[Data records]
━━━━━━━━━━━━━━━━
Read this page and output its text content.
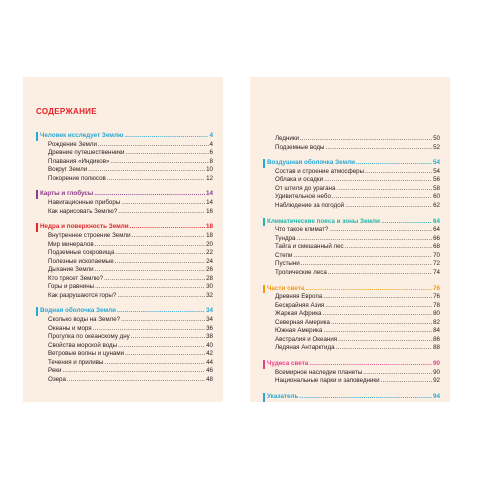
СОДЕРЖАНИЕ
Человек исследует Землю .....	4
Рождение Земли .....	4
Древние путешественники .....	6
Плавания «Индиков» .....	8
Вокруг Земли .....	10
Покорение полюсов .....	12
Карты и глобусы .....	14
Навигационные приборы .....	14
Как нарисовать Землю? .....	16
Недра и поверхность Земли .....	18
Внутреннее строение Земли .....	18
Мир минералов .....	20
Подземные сокровища .....	22
Полезные ископаемые .....	24
Дыхание Земли .....	26
Кто трясет Землю? .....	28
Горы и равнины .....	30
Как разрушаются горы? .....	32
Водная оболочка Земли .....	34
Сколько воды на Земле? .....	34
Океаны и моря .....	36
Прогулка по океанскому дну .....	38
Свойства морской воды .....	40
Ветровые волны и цунами .....	42
Течения и приливы .....	44
Реки .....	46
Озера .....	48
Ледники .....	50
Подземные воды .....	52
Воздушная оболочка Земли .....	54
Состав и строение атмосферы .....	54
Облака и осадки .....	56
От штиля до урагана .....	58
Удивительное небо .....	60
Наблюдение за погодой .....	62
Климатические пояса и зоны Земли .....	64
Что такое климат? .....	64
Тундра .....	66
Тайга и смешанный лес .....	68
Степи .....	70
Пустыни .....	72
Тропические леса .....	74
Части света .....	76
Древняя Европа .....	76
Бескрайняя Азия .....	78
Жаркая Африка .....	80
Северная Америка .....	82
Южная Америка .....	84
Австралия и Океания .....	86
Ледяная Антарктида .....	88
Чудеса света .....	90
Всемирное наследие планеты .....	90
Национальные парки и заповедники .....	92
Указатель .....	94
━━━━━━━━━━━━━━━━
** PROBLEM TO SOLVE **
Without the pictures, return the entries exactly as they appear.

** RESULT OF THE TASK **
Read this page and output its text content.
СОДЕРЖАНИЕ
Человек исследует Землю .....	4
Рождение Земли .....	4
Древние путешественники .....	6
Плавания «Индиков» .....	8
Вокруг Земли .....	10
Покорение полюсов .....	12
Карты и глобусы .....	14
Навигационные приборы .....	14
Как нарисовать Землю? .....	16
Недра и поверхность Земли .....	18
Внутреннее строение Земли .....	18
Мир минералов .....	20
Подземные сокровища .....	22
Полезные ископаемые .....	24
Дыхание Земли .....	26
Кто трясет Землю? .....	28
Горы и равнины .....	30
Как разрушаются горы? .....	32
Водная оболочка Земли .....	34
Сколько воды на Земле? .....	34
Океаны и моря .....	36
Прогулка по океанскому дну .....	38
Свойства морской воды .....	40
Ветровые волны и цунами .....	42
Течения и приливы .....	44
Реки .....	46
Озера .....	48
Ледники .....	50
Подземные воды .....	52
Воздушная оболочка Земли .....	54
Состав и строение атмосферы .....	54
Облака и осадки .....	56
От штиля до урагана .....	58
Удивительное небо .....	60
Наблюдение за погодой .....	62
Климатические пояса и зоны Земли .....	64
Что такое климат? .....	64
Тундра .....	66
Тайга и смешанный лес .....	68
Степи .....	70
Пустыни .....	72
Тропические леса .....	74
Части света .....	76
Древняя Европа .....	76
Бескрайняя Азия .....	78
Жаркая Африка .....	80
Северная Америка .....	82
Южная Америка .....	84
Австралия и Океания .....	86
Ледяная Антарктида .....	88
Чудеса света .....	90
Всемирное наследие планеты .....	90
Национальные парки и заповедники .....	92
Указатель .....	94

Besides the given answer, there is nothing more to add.